[START SOURCE DATA]

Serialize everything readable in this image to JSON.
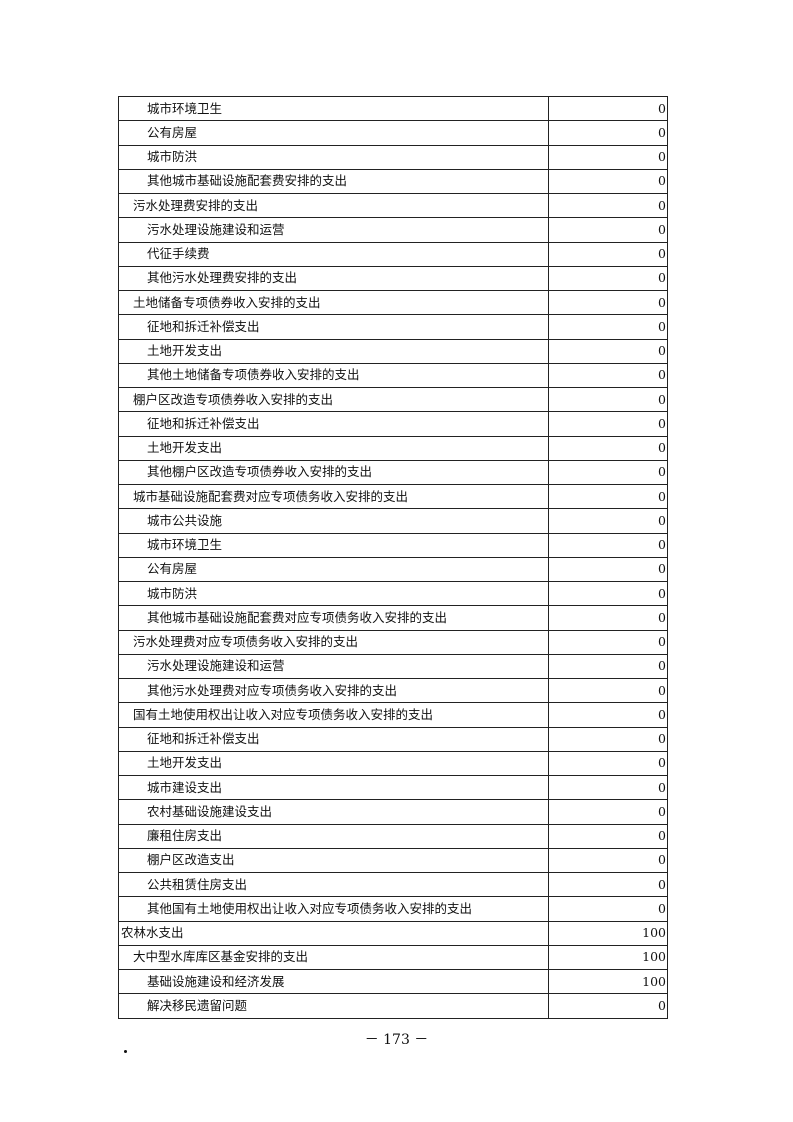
{
  "table": {
    "rows": [
      {
        "label": "城市环境卫生",
        "level": 2,
        "value": "0"
      },
      {
        "label": "公有房屋",
        "level": 2,
        "value": "0"
      },
      {
        "label": "城市防洪",
        "level": 2,
        "value": "0"
      },
      {
        "label": "其他城市基础设施配套费安排的支出",
        "level": 2,
        "value": "0"
      },
      {
        "label": "污水处理费安排的支出",
        "level": 1,
        "value": "0"
      },
      {
        "label": "污水处理设施建设和运营",
        "level": 2,
        "value": "0"
      },
      {
        "label": "代征手续费",
        "level": 2,
        "value": "0"
      },
      {
        "label": "其他污水处理费安排的支出",
        "level": 2,
        "value": "0"
      },
      {
        "label": "土地储备专项债券收入安排的支出",
        "level": 1,
        "value": "0"
      },
      {
        "label": "征地和拆迁补偿支出",
        "level": 2,
        "value": "0"
      },
      {
        "label": "土地开发支出",
        "level": 2,
        "value": "0"
      },
      {
        "label": "其他土地储备专项债券收入安排的支出",
        "level": 2,
        "value": "0"
      },
      {
        "label": "棚户区改造专项债券收入安排的支出",
        "level": 1,
        "value": "0"
      },
      {
        "label": "征地和拆迁补偿支出",
        "level": 2,
        "value": "0"
      },
      {
        "label": "土地开发支出",
        "level": 2,
        "value": "0"
      },
      {
        "label": "其他棚户区改造专项债券收入安排的支出",
        "level": 2,
        "value": "0"
      },
      {
        "label": "城市基础设施配套费对应专项债务收入安排的支出",
        "level": 1,
        "value": "0"
      },
      {
        "label": "城市公共设施",
        "level": 2,
        "value": "0"
      },
      {
        "label": "城市环境卫生",
        "level": 2,
        "value": "0"
      },
      {
        "label": "公有房屋",
        "level": 2,
        "value": "0"
      },
      {
        "label": "城市防洪",
        "level": 2,
        "value": "0"
      },
      {
        "label": "其他城市基础设施配套费对应专项债务收入安排的支出",
        "level": 2,
        "value": "0"
      },
      {
        "label": "污水处理费对应专项债务收入安排的支出",
        "level": 1,
        "value": "0"
      },
      {
        "label": "污水处理设施建设和运营",
        "level": 2,
        "value": "0"
      },
      {
        "label": "其他污水处理费对应专项债务收入安排的支出",
        "level": 2,
        "value": "0"
      },
      {
        "label": "国有土地使用权出让收入对应专项债务收入安排的支出",
        "level": 1,
        "value": "0"
      },
      {
        "label": "征地和拆迁补偿支出",
        "level": 2,
        "value": "0"
      },
      {
        "label": "土地开发支出",
        "level": 2,
        "value": "0"
      },
      {
        "label": "城市建设支出",
        "level": 2,
        "value": "0"
      },
      {
        "label": "农村基础设施建设支出",
        "level": 2,
        "value": "0"
      },
      {
        "label": "廉租住房支出",
        "level": 2,
        "value": "0"
      },
      {
        "label": "棚户区改造支出",
        "level": 2,
        "value": "0"
      },
      {
        "label": "公共租赁住房支出",
        "level": 2,
        "value": "0"
      },
      {
        "label": "其他国有土地使用权出让收入对应专项债务收入安排的支出",
        "level": 2,
        "value": "0"
      },
      {
        "label": "农林水支出",
        "level": 0,
        "value": "100"
      },
      {
        "label": "大中型水库库区基金安排的支出",
        "level": 1,
        "value": "100"
      },
      {
        "label": "基础设施建设和经济发展",
        "level": 2,
        "value": "100"
      },
      {
        "label": "解决移民遗留问题",
        "level": 2,
        "value": "0"
      }
    ]
  },
  "footer": {
    "page_number": "－ 173 －"
  }
}
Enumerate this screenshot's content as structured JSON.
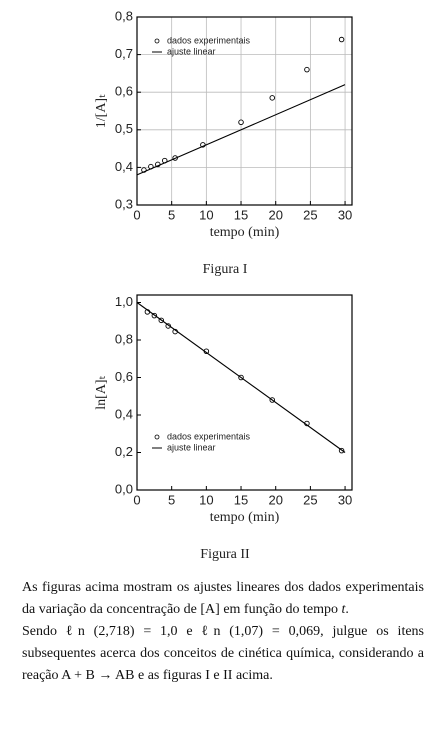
{
  "chart_data": [
    {
      "type": "scatter",
      "xlabel": "tempo (min)",
      "ylabel": "1/[A]ₜ",
      "xlim": [
        0,
        31
      ],
      "xticks": [
        0,
        5,
        10,
        15,
        20,
        25,
        30
      ],
      "ylim": [
        0.3,
        0.8
      ],
      "yticks": [
        {
          "value": 0.3,
          "label": "0,3"
        },
        {
          "value": 0.4,
          "label": "0,4"
        },
        {
          "value": 0.5,
          "label": "0,5"
        },
        {
          "value": 0.6,
          "label": "0,6"
        },
        {
          "value": 0.7,
          "label": "0,7"
        },
        {
          "value": 0.8,
          "label": "0,8"
        }
      ],
      "grid": true,
      "legend": "upper left",
      "series": [
        {
          "name": "dados experimentais",
          "style": "points",
          "color": "#000000",
          "x": [
            1,
            2,
            3,
            4,
            5.5,
            9.5,
            15,
            19.5,
            24.5,
            29.5
          ],
          "values": [
            0.393,
            0.402,
            0.408,
            0.418,
            0.425,
            0.46,
            0.52,
            0.585,
            0.66,
            0.74
          ]
        },
        {
          "name": "ajuste linear",
          "style": "line",
          "color": "#000000",
          "x": [
            0,
            30
          ],
          "values": [
            0.38,
            0.62
          ]
        }
      ]
    },
    {
      "type": "scatter",
      "xlabel": "tempo (min)",
      "ylabel": "ln[A]ₜ",
      "xlim": [
        0,
        31
      ],
      "xticks": [
        0,
        5,
        10,
        15,
        20,
        25,
        30
      ],
      "ylim": [
        0,
        1.04
      ],
      "yticks": [
        {
          "value": 0,
          "label": "0,0"
        },
        {
          "value": 0.2,
          "label": "0,2"
        },
        {
          "value": 0.4,
          "label": "0,4"
        },
        {
          "value": 0.6,
          "label": "0,6"
        },
        {
          "value": 0.8,
          "label": "0,8"
        },
        {
          "value": 1,
          "label": "1,0"
        }
      ],
      "grid": false,
      "legend": "lower left",
      "series": [
        {
          "name": "dados experimentais",
          "style": "points",
          "color": "#000000",
          "x": [
            1.5,
            2.5,
            3.5,
            4.5,
            5.5,
            10,
            15,
            19.5,
            24.5,
            29.5
          ],
          "values": [
            0.95,
            0.93,
            0.905,
            0.875,
            0.845,
            0.74,
            0.6,
            0.48,
            0.355,
            0.21
          ]
        },
        {
          "name": "ajuste linear",
          "style": "line",
          "color": "#000000",
          "x": [
            0,
            30
          ],
          "values": [
            1.0,
            0.2
          ]
        }
      ]
    }
  ],
  "captions": [
    "Figura I",
    "Figura II"
  ],
  "paragraphs": [
    [
      "As figuras acima mostram os ajustes lineares dos dados experimentais da variação da concentração de [A] em função do tempo ",
      "t",
      "."
    ],
    [
      "Sendo ℓn (2,718) = 1,0 e ℓn (1,07) = 0,069, julgue os itens subsequentes acerca dos conceitos de cinética química, considerando a reação A + B → AB e as figuras I e II acima."
    ]
  ]
}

[END SOURCE DATA]

STATED TASK.
Copy the material above in full and exactly, skipping pictures.

RESULT OF THE TASK.
Serialize everything readable in this image to JSON.
{
  "table": {
    "rows": [
      {
        "label": "城市环境卫生",
        "level": 2,
        "value": "0"
      },
      {
        "label": "公有房屋",
        "level": 2,
        "value": "0"
      },
      {
        "label": "城市防洪",
        "level": 2,
        "value": "0"
      },
      {
        "label": "其他城市基础设施配套费安排的支出",
        "level": 2,
        "value": "0"
      },
      {
        "label": "污水处理费安排的支出",
        "level": 1,
        "value": "0"
      },
      {
        "label": "污水处理设施建设和运营",
        "level": 2,
        "value": "0"
      },
      {
        "label": "代征手续费",
        "level": 2,
        "value": "0"
      },
      {
        "label": "其他污水处理费安排的支出",
        "level": 2,
        "value": "0"
      },
      {
        "label": "土地储备专项债券收入安排的支出",
        "level": 1,
        "value": "0"
      },
      {
        "label": "征地和拆迁补偿支出",
        "level": 2,
        "value": "0"
      },
      {
        "label": "土地开发支出",
        "level": 2,
        "value": "0"
      },
      {
        "label": "其他土地储备专项债券收入安排的支出",
        "level": 2,
        "value": "0"
      },
      {
        "label": "棚户区改造专项债券收入安排的支出",
        "level": 1,
        "value": "0"
      },
      {
        "label": "征地和拆迁补偿支出",
        "level": 2,
        "value": "0"
      },
      {
        "label": "土地开发支出",
        "level": 2,
        "value": "0"
      },
      {
        "label": "其他棚户区改造专项债券收入安排的支出",
        "level": 2,
        "value": "0"
      },
      {
        "label": "城市基础设施配套费对应专项债务收入安排的支出",
        "level": 1,
        "value": "0"
      },
      {
        "label": "城市公共设施",
        "level": 2,
        "value": "0"
      },
      {
        "label": "城市环境卫生",
        "level": 2,
        "value": "0"
      },
      {
        "label": "公有房屋",
        "level": 2,
        "value": "0"
      },
      {
        "label": "城市防洪",
        "level": 2,
        "value": "0"
      },
      {
        "label": "其他城市基础设施配套费对应专项债务收入安排的支出",
        "level": 2,
        "value": "0"
      },
      {
        "label": "污水处理费对应专项债务收入安排的支出",
        "level": 1,
        "value": "0"
      },
      {
        "label": "污水处理设施建设和运营",
        "level": 2,
        "value": "0"
      },
      {
        "label": "其他污水处理费对应专项债务收入安排的支出",
        "level": 2,
        "value": "0"
      },
      {
        "label": "国有土地使用权出让收入对应专项债务收入安排的支出",
        "level": 1,
        "value": "0"
      },
      {
        "label": "征地和拆迁补偿支出",
        "level": 2,
        "value": "0"
      },
      {
        "label": "土地开发支出",
        "level": 2,
        "value": "0"
      },
      {
        "label": "城市建设支出",
        "level": 2,
        "value": "0"
      },
      {
        "label": "农村基础设施建设支出",
        "level": 2,
        "value": "0"
      },
      {
        "label": "廉租住房支出",
        "level": 2,
        "value": "0"
      },
      {
        "label": "棚户区改造支出",
        "level": 2,
        "value": "0"
      },
      {
        "label": "公共租赁住房支出",
        "level": 2,
        "value": "0"
      },
      {
        "label": "其他国有土地使用权出让收入对应专项债务收入安排的支出",
        "level": 2,
        "value": "0"
      },
      {
        "label": "农林水支出",
        "level": 0,
        "value": "100"
      },
      {
        "label": "大中型水库库区基金安排的支出",
        "level": 1,
        "value": "100"
      },
      {
        "label": "基础设施建设和经济发展",
        "level": 2,
        "value": "100"
      },
      {
        "label": "解决移民遗留问题",
        "level": 2,
        "value": "0"
      }
    ]
  },
  "footer": {
    "page_number": "－ 173 －"
  }
}
Enumerate this screenshot's content as structured JSON.
{
  "chart_data": [
    {
      "type": "scatter",
      "xlabel": "tempo (min)",
      "ylabel": "1/[A]ₜ",
      "xlim": [
        0,
        31
      ],
      "xticks": [
        0,
        5,
        10,
        15,
        20,
        25,
        30
      ],
      "ylim": [
        0.3,
        0.8
      ],
      "yticks": [
        {
          "value": 0.3,
          "label": "0,3"
        },
        {
          "value": 0.4,
          "label": "0,4"
        },
        {
          "value": 0.5,
          "label": "0,5"
        },
        {
          "value": 0.6,
          "label": "0,6"
        },
        {
          "value": 0.7,
          "label": "0,7"
        },
        {
          "value": 0.8,
          "label": "0,8"
        }
      ],
      "grid": true,
      "legend": "upper left",
      "series": [
        {
          "name": "dados experimentais",
          "style": "points",
          "color": "#000000",
          "x": [
            1,
            2,
            3,
            4,
            5.5,
            9.5,
            15,
            19.5,
            24.5,
            29.5
          ],
          "values": [
            0.393,
            0.402,
            0.408,
            0.418,
            0.425,
            0.46,
            0.52,
            0.585,
            0.66,
            0.74
          ]
        },
        {
          "name": "ajuste linear",
          "style": "line",
          "color": "#000000",
          "x": [
            0,
            30
          ],
          "values": [
            0.38,
            0.62
          ]
        }
      ]
    },
    {
      "type": "scatter",
      "xlabel": "tempo (min)",
      "ylabel": "ln[A]ₜ",
      "xlim": [
        0,
        31
      ],
      "xticks": [
        0,
        5,
        10,
        15,
        20,
        25,
        30
      ],
      "ylim": [
        0,
        1.04
      ],
      "yticks": [
        {
          "value": 0,
          "label": "0,0"
        },
        {
          "value": 0.2,
          "label": "0,2"
        },
        {
          "value": 0.4,
          "label": "0,4"
        },
        {
          "value": 0.6,
          "label": "0,6"
        },
        {
          "value": 0.8,
          "label": "0,8"
        },
        {
          "value": 1,
          "label": "1,0"
        }
      ],
      "grid": false,
      "legend": "lower left",
      "series": [
        {
          "name": "dados experimentais",
          "style": "points",
          "color": "#000000",
          "x": [
            1.5,
            2.5,
            3.5,
            4.5,
            5.5,
            10,
            15,
            19.5,
            24.5,
            29.5
          ],
          "values": [
            0.95,
            0.93,
            0.905,
            0.875,
            0.845,
            0.74,
            0.6,
            0.48,
            0.355,
            0.21
          ]
        },
        {
          "name": "ajuste linear",
          "style": "line",
          "color": "#000000",
          "x": [
            0,
            30
          ],
          "values": [
            1.0,
            0.2
          ]
        }
      ]
    }
  ],
  "captions": [
    "Figura I",
    "Figura II"
  ],
  "paragraphs": [
    [
      "As figuras acima mostram os ajustes lineares dos dados experimentais da variação da concentração de [A] em função do tempo ",
      "t",
      "."
    ],
    [
      "Sendo ℓn (2,718) = 1,0 e ℓn (1,07) = 0,069, julgue os itens subsequentes acerca dos conceitos de cinética química, considerando a reação A + B → AB e as figuras I e II acima."
    ]
  ]
}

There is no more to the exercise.